▶ **Problem statement**
Sort through the entries below and pull out lines containing the word "explican".

Start of Data shown

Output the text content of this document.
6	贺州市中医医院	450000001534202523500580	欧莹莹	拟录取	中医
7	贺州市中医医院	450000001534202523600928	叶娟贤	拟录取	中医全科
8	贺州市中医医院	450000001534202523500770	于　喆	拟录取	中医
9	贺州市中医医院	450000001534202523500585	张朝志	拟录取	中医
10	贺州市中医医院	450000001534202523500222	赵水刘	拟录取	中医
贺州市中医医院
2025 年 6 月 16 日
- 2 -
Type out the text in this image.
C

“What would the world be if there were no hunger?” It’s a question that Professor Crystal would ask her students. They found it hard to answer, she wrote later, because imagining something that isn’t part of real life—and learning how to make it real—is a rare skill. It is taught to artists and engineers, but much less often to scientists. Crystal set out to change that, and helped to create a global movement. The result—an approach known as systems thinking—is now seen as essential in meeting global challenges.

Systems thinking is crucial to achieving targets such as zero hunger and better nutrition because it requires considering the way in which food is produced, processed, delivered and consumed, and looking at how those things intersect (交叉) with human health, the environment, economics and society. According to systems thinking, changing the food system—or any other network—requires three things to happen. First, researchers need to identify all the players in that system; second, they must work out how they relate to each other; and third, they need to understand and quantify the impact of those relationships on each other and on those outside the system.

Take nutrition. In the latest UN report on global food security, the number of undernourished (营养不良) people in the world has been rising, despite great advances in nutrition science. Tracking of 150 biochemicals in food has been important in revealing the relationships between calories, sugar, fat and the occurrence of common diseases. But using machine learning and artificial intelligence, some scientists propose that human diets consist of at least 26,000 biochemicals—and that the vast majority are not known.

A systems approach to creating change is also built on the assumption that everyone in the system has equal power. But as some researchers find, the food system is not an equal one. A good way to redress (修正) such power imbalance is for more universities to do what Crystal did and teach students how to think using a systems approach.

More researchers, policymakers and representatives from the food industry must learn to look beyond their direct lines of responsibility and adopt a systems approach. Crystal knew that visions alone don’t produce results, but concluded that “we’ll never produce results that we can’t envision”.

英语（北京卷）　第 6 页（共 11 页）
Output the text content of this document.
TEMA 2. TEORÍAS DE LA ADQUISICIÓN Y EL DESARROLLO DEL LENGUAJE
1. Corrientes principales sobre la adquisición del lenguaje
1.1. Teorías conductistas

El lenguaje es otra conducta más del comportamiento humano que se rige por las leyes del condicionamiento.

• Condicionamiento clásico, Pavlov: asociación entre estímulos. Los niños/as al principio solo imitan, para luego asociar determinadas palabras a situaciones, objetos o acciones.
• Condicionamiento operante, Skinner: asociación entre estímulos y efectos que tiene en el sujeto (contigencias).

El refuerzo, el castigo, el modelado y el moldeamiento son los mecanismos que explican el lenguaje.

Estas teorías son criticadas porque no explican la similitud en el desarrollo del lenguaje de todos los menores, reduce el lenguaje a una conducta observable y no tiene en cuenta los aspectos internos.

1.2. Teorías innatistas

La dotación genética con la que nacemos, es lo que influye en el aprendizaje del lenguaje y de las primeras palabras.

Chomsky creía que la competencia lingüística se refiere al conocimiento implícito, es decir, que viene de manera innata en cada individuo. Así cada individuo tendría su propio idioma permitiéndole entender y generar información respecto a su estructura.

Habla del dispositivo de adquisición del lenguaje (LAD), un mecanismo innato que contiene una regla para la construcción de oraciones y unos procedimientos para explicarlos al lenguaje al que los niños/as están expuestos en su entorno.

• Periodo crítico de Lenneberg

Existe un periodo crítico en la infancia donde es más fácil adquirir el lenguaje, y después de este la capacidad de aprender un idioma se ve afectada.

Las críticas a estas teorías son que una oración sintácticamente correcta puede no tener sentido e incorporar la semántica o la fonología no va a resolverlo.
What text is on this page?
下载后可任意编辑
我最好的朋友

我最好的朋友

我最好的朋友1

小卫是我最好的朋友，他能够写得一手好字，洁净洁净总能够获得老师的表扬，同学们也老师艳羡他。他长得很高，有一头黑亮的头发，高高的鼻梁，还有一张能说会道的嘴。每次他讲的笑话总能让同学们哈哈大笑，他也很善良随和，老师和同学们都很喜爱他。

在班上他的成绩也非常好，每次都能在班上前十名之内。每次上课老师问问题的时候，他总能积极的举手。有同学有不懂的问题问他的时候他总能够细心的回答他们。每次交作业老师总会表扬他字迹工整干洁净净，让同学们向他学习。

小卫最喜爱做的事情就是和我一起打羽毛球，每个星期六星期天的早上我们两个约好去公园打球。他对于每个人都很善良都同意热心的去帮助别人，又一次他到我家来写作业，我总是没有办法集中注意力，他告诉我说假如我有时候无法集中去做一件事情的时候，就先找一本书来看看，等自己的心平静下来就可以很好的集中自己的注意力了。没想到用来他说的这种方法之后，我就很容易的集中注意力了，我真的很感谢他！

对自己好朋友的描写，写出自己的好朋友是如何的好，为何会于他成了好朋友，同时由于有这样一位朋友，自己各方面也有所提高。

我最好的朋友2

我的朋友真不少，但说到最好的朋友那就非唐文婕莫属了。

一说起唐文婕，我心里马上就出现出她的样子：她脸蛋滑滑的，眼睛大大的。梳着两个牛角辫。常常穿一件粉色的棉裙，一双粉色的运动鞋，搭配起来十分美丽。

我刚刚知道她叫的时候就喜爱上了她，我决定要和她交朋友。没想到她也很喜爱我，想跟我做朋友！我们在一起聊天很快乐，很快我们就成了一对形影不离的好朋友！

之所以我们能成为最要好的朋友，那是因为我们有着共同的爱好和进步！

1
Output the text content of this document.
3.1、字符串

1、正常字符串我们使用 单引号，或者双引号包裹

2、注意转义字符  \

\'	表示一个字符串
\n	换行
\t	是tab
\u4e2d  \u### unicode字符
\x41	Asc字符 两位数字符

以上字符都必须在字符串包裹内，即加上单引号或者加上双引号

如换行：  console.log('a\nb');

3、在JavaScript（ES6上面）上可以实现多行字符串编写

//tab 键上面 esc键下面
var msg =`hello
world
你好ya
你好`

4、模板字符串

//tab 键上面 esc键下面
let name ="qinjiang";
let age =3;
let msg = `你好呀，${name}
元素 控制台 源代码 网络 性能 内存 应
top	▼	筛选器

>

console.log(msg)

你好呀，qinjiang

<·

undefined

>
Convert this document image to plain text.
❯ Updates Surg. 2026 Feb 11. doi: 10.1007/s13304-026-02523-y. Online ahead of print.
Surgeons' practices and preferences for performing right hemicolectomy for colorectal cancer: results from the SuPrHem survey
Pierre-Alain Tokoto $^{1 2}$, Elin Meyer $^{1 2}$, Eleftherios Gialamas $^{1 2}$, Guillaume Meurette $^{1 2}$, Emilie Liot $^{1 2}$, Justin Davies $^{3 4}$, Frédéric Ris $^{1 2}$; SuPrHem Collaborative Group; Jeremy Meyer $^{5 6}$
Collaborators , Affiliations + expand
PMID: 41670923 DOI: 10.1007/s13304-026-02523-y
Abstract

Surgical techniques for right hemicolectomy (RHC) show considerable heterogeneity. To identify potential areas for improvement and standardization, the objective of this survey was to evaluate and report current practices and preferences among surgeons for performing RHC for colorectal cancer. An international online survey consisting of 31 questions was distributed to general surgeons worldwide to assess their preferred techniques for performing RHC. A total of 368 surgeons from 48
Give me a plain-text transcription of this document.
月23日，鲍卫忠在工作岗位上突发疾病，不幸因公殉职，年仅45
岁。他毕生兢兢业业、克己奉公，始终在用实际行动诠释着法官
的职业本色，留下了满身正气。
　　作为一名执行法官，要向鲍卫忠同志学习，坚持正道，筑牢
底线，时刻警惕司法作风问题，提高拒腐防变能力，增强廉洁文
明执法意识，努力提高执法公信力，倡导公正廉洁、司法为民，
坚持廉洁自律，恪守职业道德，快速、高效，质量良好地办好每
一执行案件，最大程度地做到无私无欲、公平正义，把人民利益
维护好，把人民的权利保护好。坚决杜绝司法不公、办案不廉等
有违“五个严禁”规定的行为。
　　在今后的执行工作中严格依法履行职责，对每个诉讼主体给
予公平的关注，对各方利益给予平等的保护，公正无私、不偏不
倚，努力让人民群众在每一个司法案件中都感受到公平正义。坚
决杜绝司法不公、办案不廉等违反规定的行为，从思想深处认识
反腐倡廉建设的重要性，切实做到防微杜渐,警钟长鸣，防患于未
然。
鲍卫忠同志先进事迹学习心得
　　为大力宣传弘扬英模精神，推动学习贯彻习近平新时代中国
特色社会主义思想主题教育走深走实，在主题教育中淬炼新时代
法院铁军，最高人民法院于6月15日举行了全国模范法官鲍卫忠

End of Data shown

▶ **Solution to this problem**
El refuerzo, el castigo, el modelado y el moldeamiento son los mecanismos que explican el lenguaje.
Estas teorías son criticadas porque no explican la similitud en el desarrollo del lenguaje de todos los menores, reduce el lenguaje a una conducta observable y no tiene en cuenta los aspectos internos.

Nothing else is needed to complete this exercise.